PROBLEM
Show all lines of the listing that hold the word "Notification".
###
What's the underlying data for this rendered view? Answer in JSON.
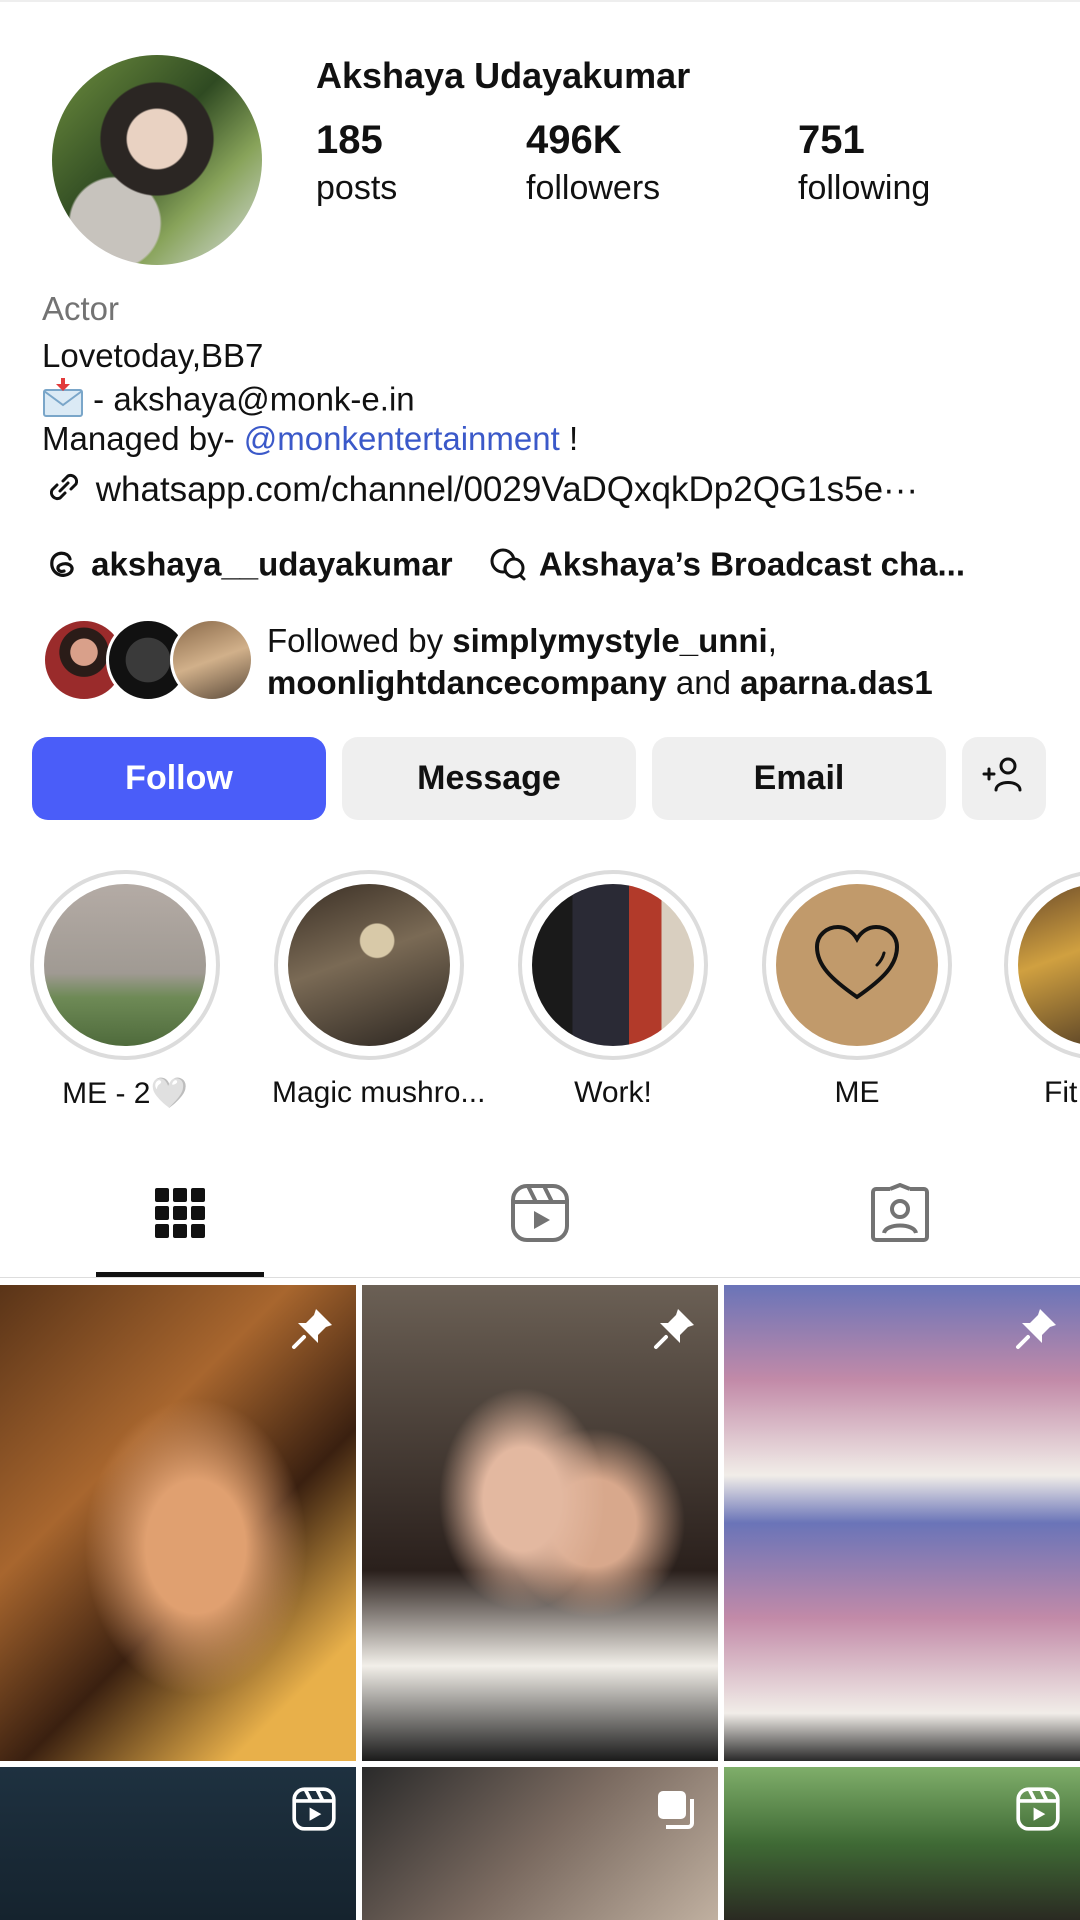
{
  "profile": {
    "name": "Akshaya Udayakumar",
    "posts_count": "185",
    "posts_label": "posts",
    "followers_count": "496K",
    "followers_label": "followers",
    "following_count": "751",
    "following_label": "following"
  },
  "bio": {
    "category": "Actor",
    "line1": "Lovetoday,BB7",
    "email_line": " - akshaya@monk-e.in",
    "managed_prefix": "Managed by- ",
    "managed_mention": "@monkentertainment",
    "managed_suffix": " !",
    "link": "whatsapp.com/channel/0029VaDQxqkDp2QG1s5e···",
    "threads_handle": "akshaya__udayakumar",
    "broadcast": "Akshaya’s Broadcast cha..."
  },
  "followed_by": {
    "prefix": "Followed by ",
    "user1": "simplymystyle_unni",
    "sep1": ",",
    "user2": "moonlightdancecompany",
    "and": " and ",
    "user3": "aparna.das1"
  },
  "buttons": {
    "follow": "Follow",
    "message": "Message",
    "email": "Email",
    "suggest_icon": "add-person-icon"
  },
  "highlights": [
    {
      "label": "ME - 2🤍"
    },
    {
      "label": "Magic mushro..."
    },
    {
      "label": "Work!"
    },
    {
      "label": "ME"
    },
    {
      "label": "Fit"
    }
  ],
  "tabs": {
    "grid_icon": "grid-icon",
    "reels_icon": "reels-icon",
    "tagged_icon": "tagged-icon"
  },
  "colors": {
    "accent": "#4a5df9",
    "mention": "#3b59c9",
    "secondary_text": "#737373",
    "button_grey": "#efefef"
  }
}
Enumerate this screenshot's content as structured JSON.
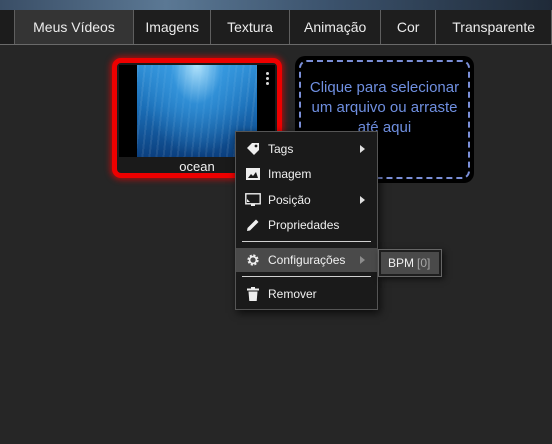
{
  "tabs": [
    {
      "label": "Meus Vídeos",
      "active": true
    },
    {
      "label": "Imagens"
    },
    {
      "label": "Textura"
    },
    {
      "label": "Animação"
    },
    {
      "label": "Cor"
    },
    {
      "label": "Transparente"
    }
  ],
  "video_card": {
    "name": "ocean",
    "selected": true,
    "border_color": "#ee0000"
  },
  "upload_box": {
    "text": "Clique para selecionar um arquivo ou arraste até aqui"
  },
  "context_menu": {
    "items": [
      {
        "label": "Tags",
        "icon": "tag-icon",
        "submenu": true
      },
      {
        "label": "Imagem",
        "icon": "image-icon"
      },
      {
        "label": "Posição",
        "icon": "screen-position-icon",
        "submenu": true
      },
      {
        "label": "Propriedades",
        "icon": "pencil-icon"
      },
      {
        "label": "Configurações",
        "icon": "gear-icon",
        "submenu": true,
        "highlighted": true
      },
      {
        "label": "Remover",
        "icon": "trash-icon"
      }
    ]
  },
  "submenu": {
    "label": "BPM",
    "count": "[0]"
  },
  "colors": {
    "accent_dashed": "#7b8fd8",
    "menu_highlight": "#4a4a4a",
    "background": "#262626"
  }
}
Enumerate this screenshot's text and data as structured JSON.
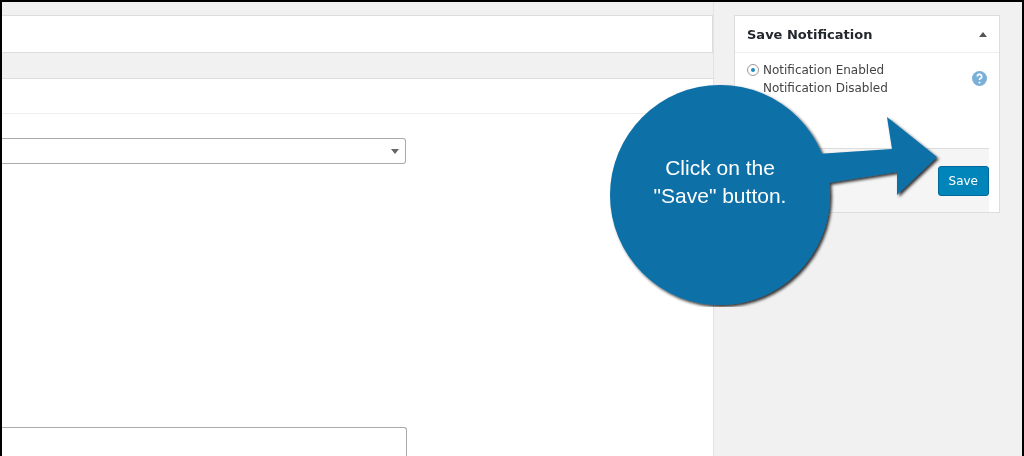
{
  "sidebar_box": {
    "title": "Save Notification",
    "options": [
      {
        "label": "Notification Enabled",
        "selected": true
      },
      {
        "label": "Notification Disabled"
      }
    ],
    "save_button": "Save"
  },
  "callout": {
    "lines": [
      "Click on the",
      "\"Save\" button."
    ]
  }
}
###
SOLVED EXERCISE
    "title": "Save Notification",
        "label": "Notification Enabled",
        "label": "Notification Disabled"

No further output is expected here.